*WHAT YOU ARE ASKED TO DO*: Recast each line of the material below as an item in a numbered list, omitting any blank lines.

*SUPPLIED DATA*:
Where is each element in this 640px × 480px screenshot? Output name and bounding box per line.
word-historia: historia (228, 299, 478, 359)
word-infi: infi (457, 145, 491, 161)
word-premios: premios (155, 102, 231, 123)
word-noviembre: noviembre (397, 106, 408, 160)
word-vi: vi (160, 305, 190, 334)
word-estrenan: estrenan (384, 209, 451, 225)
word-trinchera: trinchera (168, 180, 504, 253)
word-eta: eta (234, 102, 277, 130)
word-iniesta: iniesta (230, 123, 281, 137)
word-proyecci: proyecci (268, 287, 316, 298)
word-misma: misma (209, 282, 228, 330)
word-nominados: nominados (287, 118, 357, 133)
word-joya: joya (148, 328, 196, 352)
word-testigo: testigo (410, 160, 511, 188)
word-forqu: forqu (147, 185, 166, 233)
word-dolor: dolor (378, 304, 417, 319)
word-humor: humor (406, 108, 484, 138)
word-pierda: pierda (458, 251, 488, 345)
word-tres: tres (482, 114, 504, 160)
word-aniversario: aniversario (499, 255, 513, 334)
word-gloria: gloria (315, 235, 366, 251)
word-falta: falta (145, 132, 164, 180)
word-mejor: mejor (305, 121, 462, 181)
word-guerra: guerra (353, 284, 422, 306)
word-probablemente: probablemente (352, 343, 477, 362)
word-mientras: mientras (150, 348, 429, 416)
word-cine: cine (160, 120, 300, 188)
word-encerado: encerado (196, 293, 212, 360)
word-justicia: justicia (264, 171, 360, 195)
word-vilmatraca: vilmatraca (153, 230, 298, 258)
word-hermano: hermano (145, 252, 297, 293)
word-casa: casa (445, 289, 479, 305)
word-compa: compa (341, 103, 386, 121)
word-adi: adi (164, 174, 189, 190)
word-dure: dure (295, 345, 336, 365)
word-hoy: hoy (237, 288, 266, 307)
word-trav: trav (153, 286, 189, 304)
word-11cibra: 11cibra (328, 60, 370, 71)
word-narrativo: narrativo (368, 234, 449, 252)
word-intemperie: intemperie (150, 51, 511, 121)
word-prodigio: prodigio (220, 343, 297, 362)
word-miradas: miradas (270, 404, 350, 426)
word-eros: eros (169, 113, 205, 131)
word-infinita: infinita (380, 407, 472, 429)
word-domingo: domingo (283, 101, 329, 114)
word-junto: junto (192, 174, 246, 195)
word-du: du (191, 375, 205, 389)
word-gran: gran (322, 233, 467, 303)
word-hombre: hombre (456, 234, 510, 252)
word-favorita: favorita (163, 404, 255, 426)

*SOLVED PROBLEM*:
1. Where is each element in this 640px × 480px screenshot? Output name and bounding box per line.
2. word-historia: historia (228, 299, 478, 359)
3. word-infi: infi (457, 145, 491, 161)
4. word-premios: premios (155, 102, 231, 123)
5. word-noviembre: noviembre (397, 106, 408, 160)
6. word-vi: vi (160, 305, 190, 334)
7. word-estrenan: estrenan (384, 209, 451, 225)
8. word-trinchera: trinchera (168, 180, 504, 253)
9. word-eta: eta (234, 102, 277, 130)
10. word-iniesta: iniesta (230, 123, 281, 137)
11. word-proyecci: proyecci (268, 287, 316, 298)
12. word-misma: misma (209, 282, 228, 330)
13. word-nominados: nominados (287, 118, 357, 133)
14. word-joya: joya (148, 328, 196, 352)
15. word-testigo: testigo (410, 160, 511, 188)
16. word-forqu: forqu (147, 185, 166, 233)
17. word-dolor: dolor (378, 304, 417, 319)
18. word-humor: humor (406, 108, 484, 138)
19. word-pierda: pierda (458, 251, 488, 345)
20. word-tres: tres (482, 114, 504, 160)
21. word-aniversario: aniversario (499, 255, 513, 334)
22. word-gloria: gloria (315, 235, 366, 251)
23. word-falta: falta (145, 132, 164, 180)
24. word-mejor: mejor (305, 121, 462, 181)
25. word-guerra: guerra (353, 284, 422, 306)
26. word-probablemente: probablemente (352, 343, 477, 362)
27. word-mientras: mientras (150, 348, 429, 416)
28. word-cine: cine (160, 120, 300, 188)
29. word-encerado: encerado (196, 293, 212, 360)
30. word-justicia: justicia (264, 171, 360, 195)
31. word-vilmatraca: vilmatraca (153, 230, 298, 258)
32. word-hermano: hermano (145, 252, 297, 293)
33. word-casa: casa (445, 289, 479, 305)
34. word-compa: compa (341, 103, 386, 121)
35. word-adi: adi (164, 174, 189, 190)
36. word-dure: dure (295, 345, 336, 365)
37. word-hoy: hoy (237, 288, 266, 307)
38. word-trav: trav (153, 286, 189, 304)
39. word-11cibra: 11cibra (328, 60, 370, 71)
40. word-narrativo: narrativo (368, 234, 449, 252)
41. word-intemperie: intemperie (150, 51, 511, 121)
42. word-prodigio: prodigio (220, 343, 297, 362)
43. word-miradas: miradas (270, 404, 350, 426)
44. word-eros: eros (169, 113, 205, 131)
45. word-infinita: infinita (380, 407, 472, 429)
46. word-domingo: domingo (283, 101, 329, 114)
47. word-junto: junto (192, 174, 246, 195)
48. word-du: du (191, 375, 205, 389)
49. word-gran: gran (322, 233, 467, 303)
50. word-hombre: hombre (456, 234, 510, 252)
51. word-favorita: favorita (163, 404, 255, 426)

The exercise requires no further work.